#### [TAREA ASIGNADA A]
Según el texto sobre el Poder y el Estado, ¿qué constituye un indicio de la legitimidad de un Poder?

En el Estado Minotauro, a la vez Leviatán y Behemoth, llegan a su cénit las posibilidades del Poder. No a causa de la economía o la técnica, por ejemplo, que son sólo medios, sino porque constituye la conclusión lógica de su desarrollo en circunstancias favorables, y el Estado, por su estructura, una máquina, ciertamente favorece su progreso. Pero, como suele ocurrir, en ese preciso momento, al quedar entregado a sí mismo, se hacen patentes su naturaleza y sus aporías, pues ha dejado de ser legítimo, como resulta evidente en el caso de los Estados Totalitarios, en cuyo carácter benéfico, que es lo que se espera del Poder, resulta imposible creer. La ilegitimidad sobreviene cuando empieza a resquebrajarse gravemente la «recíproca costumbre» de creer que los intereses del poder se acomodan con los de la sociedad, dudándose de que sea verdad. Entonces tiene lugar el gran divorcio entre ambos, al entrar en contradicción con la sociedad —a fin de cuentas, una masa de ideas-creencia centralizadas como hábitos, costumbres, usos, instituciones—, subsistiendo el Poder como puro mando, como fuerza, lo que deja ver su profundo egoísmo. Y es justo en estos momentos de crisis, reducido a su estado puro, cuando se percibe mejor la naturaleza del Poder como causa eficiente de la historia. El Poder es esencialmente ego-ísta y por eso se ha considerado siempre, contradictoriamente, que la perfección del Poder consiste en eliminar por completo el principio egoísta. En otros términos, Jouvenel explica la época partiendo de su ilegitimidad.

Ha ocurrido, en fin, que el Estado es, por una parte, un aparato, una máquina artificial que facilita que el Poder encarnado en él tienda inexorablemente a separarse cada vez más del pueblo, conforme a la ley que enunció más tarde Jouvenel de que «allí donde no hay organismos gubernamentales, los dirigentes, quienesquiera que sean y cualquiera que sea su título, están obligados a actuar con y para el pueblo; allí donde se desenvuelven organismos gubernamentales, los dirigentes pueden actuar sin y sobre el pueblo» es decir, que «el desenvolvimiento de un aparato de Estado permite la emancipación del gobierno, su independencia en relación con el pueblo»4. Y, por otra parte, ha sucedido que, habiendo sido concebido como instrumento de seguridad, ha desbordado todos los límites, destruyendo toda posible legitimidad, al no quedar nada seguro fuera de su alcance. El sentimiento de seguridad constituye un indicio de la legitimidad de un Poder: el de inseguridad, el de su ilegitimidad. Y esto mismo hace que por todas partes se pida más seguridad, si es posible la seguridad total.

#### [REGISTROS PROPORCIONADOS]
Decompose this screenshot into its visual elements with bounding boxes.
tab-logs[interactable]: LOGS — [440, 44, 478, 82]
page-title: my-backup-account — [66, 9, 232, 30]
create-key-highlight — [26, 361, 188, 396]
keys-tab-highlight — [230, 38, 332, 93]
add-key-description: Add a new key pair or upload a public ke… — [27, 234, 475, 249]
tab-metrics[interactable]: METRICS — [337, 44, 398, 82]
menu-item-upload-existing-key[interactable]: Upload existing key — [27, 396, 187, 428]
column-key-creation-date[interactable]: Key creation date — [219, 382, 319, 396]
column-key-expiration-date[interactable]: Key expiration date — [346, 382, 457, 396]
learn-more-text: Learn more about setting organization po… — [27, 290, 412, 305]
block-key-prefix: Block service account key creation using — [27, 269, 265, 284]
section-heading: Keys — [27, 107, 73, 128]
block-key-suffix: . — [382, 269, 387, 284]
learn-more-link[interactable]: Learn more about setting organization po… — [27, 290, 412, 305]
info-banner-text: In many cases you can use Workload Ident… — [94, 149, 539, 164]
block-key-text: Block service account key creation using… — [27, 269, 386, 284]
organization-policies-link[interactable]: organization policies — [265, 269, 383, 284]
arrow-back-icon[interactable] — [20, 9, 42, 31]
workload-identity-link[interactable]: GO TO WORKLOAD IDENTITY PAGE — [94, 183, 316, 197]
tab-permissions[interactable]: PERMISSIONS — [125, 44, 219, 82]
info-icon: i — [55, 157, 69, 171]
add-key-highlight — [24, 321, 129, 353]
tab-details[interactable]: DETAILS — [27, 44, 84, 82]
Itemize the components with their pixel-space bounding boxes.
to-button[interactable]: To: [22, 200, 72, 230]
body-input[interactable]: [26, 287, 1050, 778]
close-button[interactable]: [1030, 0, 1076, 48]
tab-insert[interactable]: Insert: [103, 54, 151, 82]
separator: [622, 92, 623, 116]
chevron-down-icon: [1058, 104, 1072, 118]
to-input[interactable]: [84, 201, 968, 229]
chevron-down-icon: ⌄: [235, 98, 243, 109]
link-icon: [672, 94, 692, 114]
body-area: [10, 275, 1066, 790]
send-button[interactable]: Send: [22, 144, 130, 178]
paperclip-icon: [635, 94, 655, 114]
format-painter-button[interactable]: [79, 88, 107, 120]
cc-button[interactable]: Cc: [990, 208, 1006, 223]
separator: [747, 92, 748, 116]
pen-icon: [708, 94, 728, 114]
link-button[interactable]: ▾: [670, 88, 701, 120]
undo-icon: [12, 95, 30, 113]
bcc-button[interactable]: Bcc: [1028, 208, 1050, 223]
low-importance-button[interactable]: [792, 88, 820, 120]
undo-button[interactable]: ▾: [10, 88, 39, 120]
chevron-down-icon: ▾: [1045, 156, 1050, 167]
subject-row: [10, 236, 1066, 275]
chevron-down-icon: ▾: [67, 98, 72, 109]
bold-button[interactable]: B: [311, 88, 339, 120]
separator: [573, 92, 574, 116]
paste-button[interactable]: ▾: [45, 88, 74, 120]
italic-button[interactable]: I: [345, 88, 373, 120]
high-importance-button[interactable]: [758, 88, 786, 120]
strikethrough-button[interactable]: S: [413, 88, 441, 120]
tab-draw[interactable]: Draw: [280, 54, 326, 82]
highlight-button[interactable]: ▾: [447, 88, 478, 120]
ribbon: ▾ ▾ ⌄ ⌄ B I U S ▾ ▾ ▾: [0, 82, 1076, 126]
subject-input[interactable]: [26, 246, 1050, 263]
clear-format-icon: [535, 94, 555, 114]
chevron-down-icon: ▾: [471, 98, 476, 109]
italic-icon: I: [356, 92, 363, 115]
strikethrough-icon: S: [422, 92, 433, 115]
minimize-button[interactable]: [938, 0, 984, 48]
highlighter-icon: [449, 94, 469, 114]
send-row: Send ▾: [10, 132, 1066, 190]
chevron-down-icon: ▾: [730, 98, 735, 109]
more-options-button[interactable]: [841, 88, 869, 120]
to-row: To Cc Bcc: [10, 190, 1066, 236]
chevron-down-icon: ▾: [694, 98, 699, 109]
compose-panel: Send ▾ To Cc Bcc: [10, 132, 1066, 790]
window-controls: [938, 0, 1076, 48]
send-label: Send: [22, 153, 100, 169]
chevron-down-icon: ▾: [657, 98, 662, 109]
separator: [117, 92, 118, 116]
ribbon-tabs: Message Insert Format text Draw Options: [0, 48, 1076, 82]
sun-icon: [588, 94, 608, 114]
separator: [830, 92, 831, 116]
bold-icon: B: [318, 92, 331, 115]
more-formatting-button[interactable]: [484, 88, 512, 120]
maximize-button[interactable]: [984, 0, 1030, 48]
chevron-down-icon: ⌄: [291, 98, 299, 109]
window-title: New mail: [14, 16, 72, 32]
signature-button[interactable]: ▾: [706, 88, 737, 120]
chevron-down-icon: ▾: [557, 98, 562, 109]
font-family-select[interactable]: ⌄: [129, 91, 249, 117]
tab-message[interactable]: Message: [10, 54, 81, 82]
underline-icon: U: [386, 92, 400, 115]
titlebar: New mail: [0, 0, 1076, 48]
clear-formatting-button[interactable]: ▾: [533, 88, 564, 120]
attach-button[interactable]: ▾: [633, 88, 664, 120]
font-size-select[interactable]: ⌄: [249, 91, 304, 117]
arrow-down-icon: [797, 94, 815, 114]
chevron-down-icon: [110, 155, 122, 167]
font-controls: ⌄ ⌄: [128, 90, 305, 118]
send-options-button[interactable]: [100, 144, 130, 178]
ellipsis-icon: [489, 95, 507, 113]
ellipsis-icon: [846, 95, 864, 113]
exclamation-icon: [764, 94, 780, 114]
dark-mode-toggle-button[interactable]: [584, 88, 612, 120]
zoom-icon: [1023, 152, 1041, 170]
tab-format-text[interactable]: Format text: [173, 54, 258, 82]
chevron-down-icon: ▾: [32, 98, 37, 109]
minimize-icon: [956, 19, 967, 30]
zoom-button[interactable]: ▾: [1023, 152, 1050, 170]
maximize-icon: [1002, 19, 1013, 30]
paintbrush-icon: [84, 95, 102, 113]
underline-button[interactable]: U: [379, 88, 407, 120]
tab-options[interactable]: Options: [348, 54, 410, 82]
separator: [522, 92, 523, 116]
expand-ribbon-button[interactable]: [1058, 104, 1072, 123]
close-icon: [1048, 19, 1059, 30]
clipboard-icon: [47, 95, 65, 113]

#### [TAREA ASIGNADA B]
Reescribe el tramo de los registros que va desde el principio hasta la línea que contiene "tab-permissions[interactable]: PERMISSIONS —", incluida, y sustituye "Upload existing key" por "Import existing key" sin alterar nada más.

#### [RESPUESTA CORRECTA A]
El sentimiento de seguridad.

#### [RESPUESTA CORRECTA B]
Decompose this screenshot into its visual elements with bounding boxes.
tab-logs[interactable]: LOGS — [440, 44, 478, 82]
page-title: my-backup-account — [66, 9, 232, 30]
create-key-highlight — [26, 361, 188, 396]
keys-tab-highlight — [230, 38, 332, 93]
add-key-description: Add a new key pair or upload a public ke… — [27, 234, 475, 249]
tab-metrics[interactable]: METRICS — [337, 44, 398, 82]
menu-item-upload-existing-key[interactable]: Import existing key — [27, 396, 187, 428]
column-key-creation-date[interactable]: Key creation date — [219, 382, 319, 396]
column-key-expiration-date[interactable]: Key expiration date — [346, 382, 457, 396]
learn-more-text: Learn more about setting organization po… — [27, 290, 412, 305]
block-key-prefix: Block service account key creation using — [27, 269, 265, 284]
section-heading: Keys — [27, 107, 73, 128]
block-key-suffix: . — [382, 269, 387, 284]
learn-more-link[interactable]: Learn more about setting organization po… — [27, 290, 412, 305]
info-banner-text: In many cases you can use Workload Ident… — [94, 149, 539, 164]
block-key-text: Block service account key creation using… — [27, 269, 386, 284]
organization-policies-link[interactable]: organization policies — [265, 269, 383, 284]
arrow-back-icon[interactable] — [20, 9, 42, 31]
workload-identity-link[interactable]: GO TO WORKLOAD IDENTITY PAGE — [94, 183, 316, 197]
tab-permissions[interactable]: PERMISSIONS — [125, 44, 219, 82]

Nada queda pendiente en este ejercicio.